Problem =
Leave out the images; return the rest of the data exactly.
* Start *
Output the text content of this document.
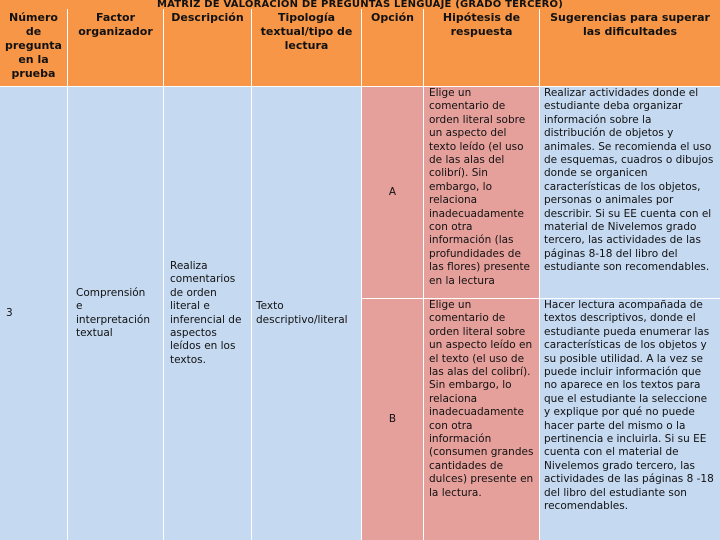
MATRIZ DE VALORACIÓN DE PREGUNTAS LENGUAJE (GRADO TERCERO)
Número de pregunta en la prueba
Factor organizador
Descripción	Tipología textual/tipo de lectura
Opción	Hipótesis de respuesta
Sugerencias para superar las dificultades
3
Comprensión e interpretación textual
Realiza comentarios de orden literal e inferencial de aspectos leídos en los textos.
Texto descriptivo/literal
A
Elige un comentario de orden literal sobre un aspecto del texto leído (el uso de las alas del colibrí). Sin embargo, lo relaciona inadecuadamente con otra información (las profundidades de las flores) presente en la lectura
Realizar actividades donde el estudiante deba organizar información sobre la distribución de objetos y animales. Se recomienda el uso de esquemas, cuadros o dibujos donde se organicen características de los objetos, personas o animales por describir. Si su EE cuenta con el material de Nivelemos grado tercero, las actividades de las páginas 8-18 del libro del estudiante son recomendables.
B
Elige un comentario de orden literal sobre un aspecto leído en el texto (el uso de las alas del colibrí). Sin embargo, lo relaciona inadecuadamente con otra información (consumen grandes cantidades de dulces) presente en la lectura.
Hacer lectura acompañada de textos descriptivos, donde el estudiante pueda enumerar las características de los objetos y su posible utilidad. A la vez se puede incluir información que no aparece en los textos para que el estudiante la seleccione y explique por qué no puede hacer parte del mismo o la pertinencia e incluirla. Si su EE cuenta con el material de Nivelemos grado tercero, las actividades de las páginas 8 -18 del libro del estudiante son recomendables.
* End *
Written answer =
Output the text content of this document.
MATRIZ DE VALORACIÓN DE PREGUNTAS LENGUAJE (GRADO TERCERO)
Número de pregunta en la prueba
Factor organizador
Descripción	Tipología textual/tipo de lectura
Opción	Hipótesis de respuesta
Sugerencias para superar las dificultades
3
Comprensión e interpretación textual
Realiza comentarios de orden literal e inferencial de aspectos leídos en los textos.
Texto descriptivo/literal
A
Elige un comentario de orden literal sobre un aspecto del texto leído (el uso de las alas del colibrí). Sin embargo, lo relaciona inadecuadamente con otra información (las profundidades de las flores) presente en la lectura
Realizar actividades donde el estudiante deba organizar información sobre la distribución de objetos y animales. Se recomienda el uso de esquemas, cuadros o dibujos donde se organicen características de los objetos, personas o animales por describir. Si su EE cuenta con el material de Nivelemos grado tercero, las actividades de las páginas 8-18 del libro del estudiante son recomendables.
B
Elige un comentario de orden literal sobre un aspecto leído en el texto (el uso de las alas del colibrí). Sin embargo, lo relaciona inadecuadamente con otra información (consumen grandes cantidades de dulces) presente en la lectura.
Hacer lectura acompañada de textos descriptivos, donde el estudiante pueda enumerar las características de los objetos y su posible utilidad. A la vez se puede incluir información que no aparece en los textos para que el estudiante la seleccione y explique por qué no puede hacer parte del mismo o la pertinencia e incluirla. Si su EE cuenta con el material de Nivelemos grado tercero, las actividades de las páginas 8 -18 del libro del estudiante son recomendables.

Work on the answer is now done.